**Objective**
Pictures aside, quote the whole listing exactly.
=== Given information ===
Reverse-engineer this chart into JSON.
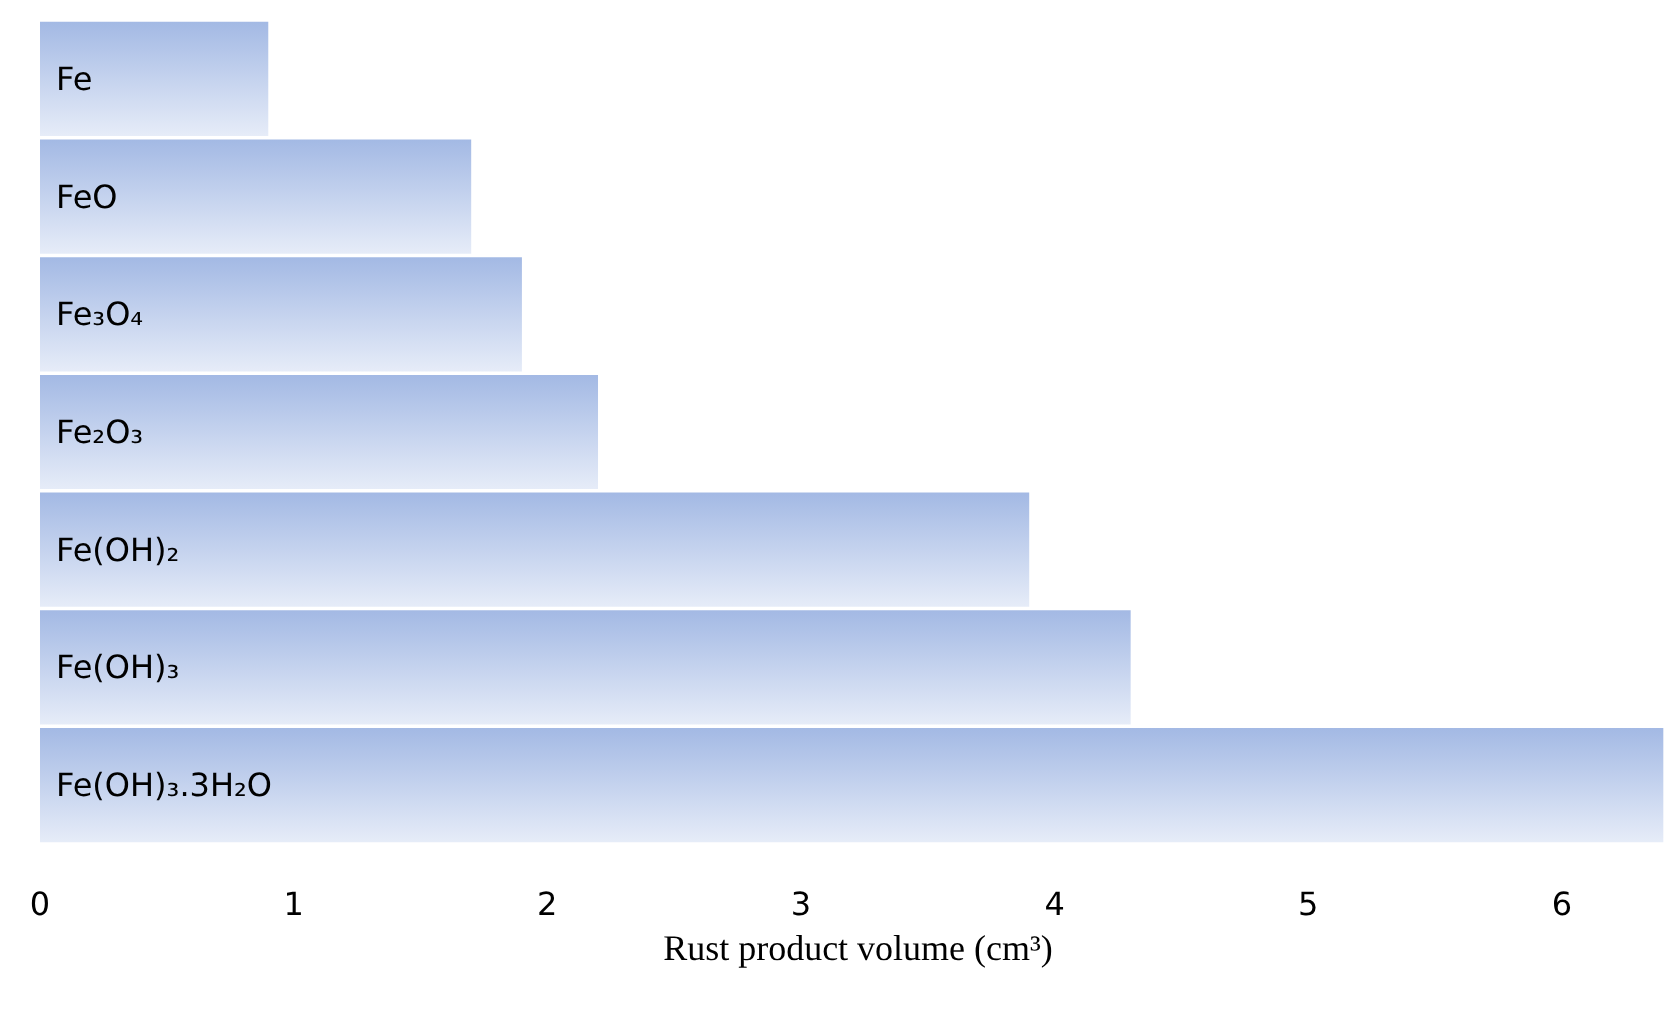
{
  "chart_data": {
    "type": "bar",
    "orientation": "horizontal",
    "categories": [
      "Fe",
      "FeO",
      "Fe₃O₄",
      "Fe₂O₃",
      "Fe(OH)₂",
      "Fe(OH)₃",
      "Fe(OH)₃.3H₂O"
    ],
    "values": [
      0.9,
      1.7,
      1.9,
      2.2,
      3.9,
      4.3,
      6.4
    ],
    "color": "#a3b9e4",
    "xlim": [
      0,
      6.45
    ],
    "xticks": [
      0,
      1,
      2,
      3,
      4,
      5,
      6
    ],
    "xlabel": "Rust product volume (cm³)",
    "grid": false
  }
}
===
**Answer in full**
Reverse-engineer this chart into JSON.
{
  "chart_data": {
    "type": "bar",
    "orientation": "horizontal",
    "categories": [
      "Fe",
      "FeO",
      "Fe₃O₄",
      "Fe₂O₃",
      "Fe(OH)₂",
      "Fe(OH)₃",
      "Fe(OH)₃.3H₂O"
    ],
    "values": [
      0.9,
      1.7,
      1.9,
      2.2,
      3.9,
      4.3,
      6.4
    ],
    "color": "#a3b9e4",
    "xlim": [
      0,
      6.45
    ],
    "xticks": [
      0,
      1,
      2,
      3,
      4,
      5,
      6
    ],
    "xlabel": "Rust product volume (cm³)",
    "grid": false
  }
}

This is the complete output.